* _Your assignment_
This exercise calls for the data below to be retyped exactly, minus any images.

======

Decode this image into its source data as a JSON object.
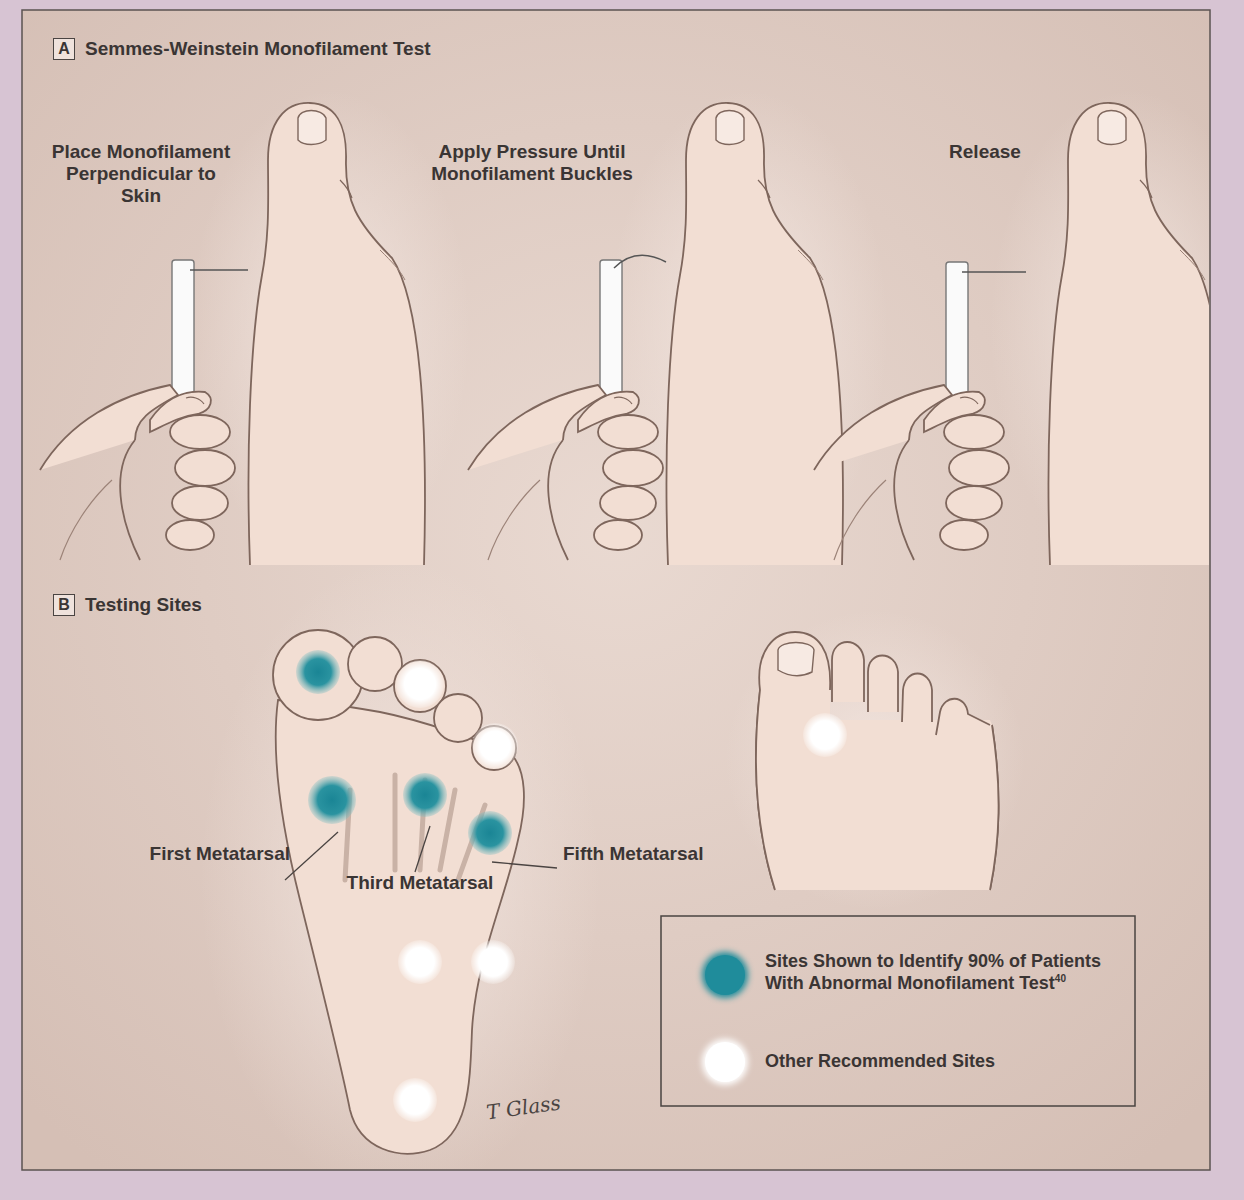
{
  "diagram": {
    "nodes": [
      {
        "text": [
          "A",
          "Semmes-Weinstein Monofilament Test"
        ]
      },
      {
        "text": [
          "B",
          "Testing Sites"
        ]
      }
    ],
    "labels": [
      "Place Monofilament Perpendicular to Skin",
      "Apply Pressure Until Monofilament Buckles",
      "Release",
      "First Metatarsal",
      "Third Metatarsal",
      "Fifth Metatarsal",
      "T Glass",
      "40"
    ],
    "legend": [
      {
        "text": "Sites Shown to Identify 90% of Patients With Abnormal Monofilament Test",
        "color": "#1f8c9b"
      },
      {
        "text": "Other Recommended Sites",
        "color": "#ffffff"
      }
    ]
  }
}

======

* _Exercise solution_
Decode this image into its source data as a JSON object.
{
  "diagram": {
    "nodes": [
      {
        "text": [
          "A",
          "Semmes-Weinstein Monofilament Test"
        ]
      },
      {
        "text": [
          "B",
          "Testing Sites"
        ]
      }
    ],
    "labels": [
      "Place Monofilament Perpendicular to Skin",
      "Apply Pressure Until Monofilament Buckles",
      "Release",
      "First Metatarsal",
      "Third Metatarsal",
      "Fifth Metatarsal",
      "T Glass",
      "40"
    ],
    "legend": [
      {
        "text": "Sites Shown to Identify 90% of Patients With Abnormal Monofilament Test",
        "color": "#1f8c9b"
      },
      {
        "text": "Other Recommended Sites",
        "color": "#ffffff"
      }
    ]
  }
}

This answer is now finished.